## Quoted text
■ ■ ■

The National Science Foundation currently has several videos up on their website discussing this new process and its implications. I'm going up with this right away rather than fight the embed issues, but go take a look. I'll embed them later if I can.
A whitepaper on the process from Virent estimates that this process will be cost effective at crude oil prices greater than $60 per bbl.
Unlike traditional biocatalytic processes (like ethanol production), which are limited to working with only one specific carbohydrate, APF is able to convert a broad range of carbohydrates into liquid fuels. That means it can use almost any kind of plant as a source, once it's reduced to water solubable form. The biomass could be corn stalks, straw, seed hulls, wood chips, sawdust, or even farm manure. It could also be purpose-grown biomass crops, such as alfalfa, switchgrass, miscanthus, or poplar. Many such biomass crops can be grown on marginal land unsuitable for grain production, thus limiting the impact on food prices.
The first step is to process the biomass to extract the sugars and starches they contain, using currently available processes. Wood, for example, undergoes pretreatment to separate cellulose, hemicellulose, and lignin. The cellulose and hemicellulose goes further down the processing line, while the lignin is burned in the processing plant to provide energy for the process.

■ ■ ■

Dataset records:
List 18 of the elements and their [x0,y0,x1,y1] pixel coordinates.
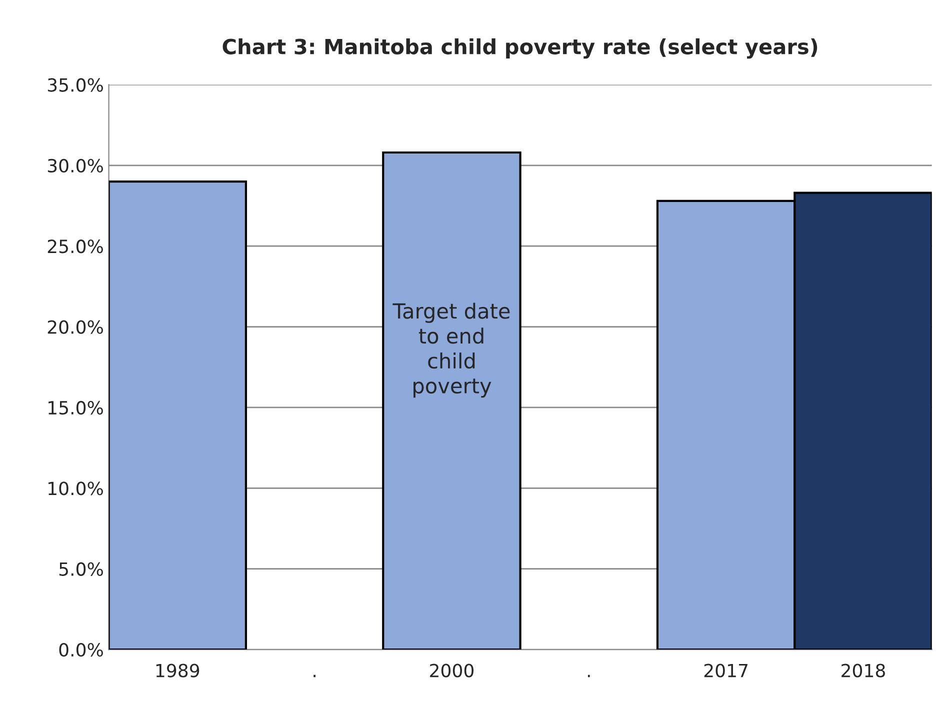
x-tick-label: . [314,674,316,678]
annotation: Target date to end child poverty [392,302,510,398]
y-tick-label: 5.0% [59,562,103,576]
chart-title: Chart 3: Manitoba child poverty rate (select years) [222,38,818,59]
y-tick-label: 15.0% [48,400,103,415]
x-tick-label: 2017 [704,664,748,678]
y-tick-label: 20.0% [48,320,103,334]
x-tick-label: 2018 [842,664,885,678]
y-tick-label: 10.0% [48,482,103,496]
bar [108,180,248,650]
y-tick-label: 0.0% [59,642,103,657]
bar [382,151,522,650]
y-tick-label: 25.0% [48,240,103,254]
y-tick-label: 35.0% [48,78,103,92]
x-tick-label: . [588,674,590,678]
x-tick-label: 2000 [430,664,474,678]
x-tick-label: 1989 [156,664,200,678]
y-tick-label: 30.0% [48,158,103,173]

■ ■ ■

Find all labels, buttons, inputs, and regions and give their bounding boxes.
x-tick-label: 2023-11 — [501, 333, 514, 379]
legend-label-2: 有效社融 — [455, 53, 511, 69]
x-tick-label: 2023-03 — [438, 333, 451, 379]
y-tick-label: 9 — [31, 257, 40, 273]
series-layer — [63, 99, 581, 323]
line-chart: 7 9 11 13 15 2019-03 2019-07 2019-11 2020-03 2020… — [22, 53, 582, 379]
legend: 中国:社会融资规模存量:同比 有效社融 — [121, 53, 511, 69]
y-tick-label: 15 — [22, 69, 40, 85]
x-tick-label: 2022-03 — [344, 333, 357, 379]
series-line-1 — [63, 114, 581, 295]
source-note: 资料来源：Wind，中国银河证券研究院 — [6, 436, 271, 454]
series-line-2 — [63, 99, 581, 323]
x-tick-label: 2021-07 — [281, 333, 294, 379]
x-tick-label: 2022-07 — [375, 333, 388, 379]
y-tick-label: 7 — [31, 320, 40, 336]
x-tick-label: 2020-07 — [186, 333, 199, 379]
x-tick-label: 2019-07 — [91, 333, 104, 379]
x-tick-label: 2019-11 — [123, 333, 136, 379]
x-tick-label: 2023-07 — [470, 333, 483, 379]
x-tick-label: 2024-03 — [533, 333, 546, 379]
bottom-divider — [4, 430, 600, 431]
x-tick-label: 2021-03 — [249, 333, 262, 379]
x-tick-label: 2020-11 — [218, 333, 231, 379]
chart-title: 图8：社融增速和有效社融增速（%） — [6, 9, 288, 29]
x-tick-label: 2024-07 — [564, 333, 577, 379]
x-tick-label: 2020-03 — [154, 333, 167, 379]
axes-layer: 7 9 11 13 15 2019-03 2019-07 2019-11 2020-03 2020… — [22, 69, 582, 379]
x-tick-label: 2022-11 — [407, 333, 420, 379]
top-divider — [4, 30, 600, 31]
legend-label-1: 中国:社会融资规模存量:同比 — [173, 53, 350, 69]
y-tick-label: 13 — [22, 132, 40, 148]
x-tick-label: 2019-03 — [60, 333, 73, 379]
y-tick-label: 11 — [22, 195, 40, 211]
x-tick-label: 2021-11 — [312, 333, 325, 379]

■ ■ ■

## Exercise goal
Print the biofuel passage above, beginning at the words that have "A whitepaper on" and stopping after "on food prices.".

## Exercise response
A whitepaper on the process from Virent estimates that this process will be cost effective at crude oil prices greater than $60 per bbl.
Unlike traditional biocatalytic processes (like ethanol production), which are limited to working with only one specific carbohydrate, APF is able to convert a broad range of carbohydrates into liquid fuels. That means it can use almost any kind of plant as a source, once it's reduced to water solubable form. The biomass could be corn stalks, straw, seed hulls, wood chips, sawdust, or even farm manure. It could also be purpose-grown biomass crops, such as alfalfa, switchgrass, miscanthus, or poplar. Many such biomass crops can be grown on marginal land unsuitable for grain production, thus limiting the impact on food prices.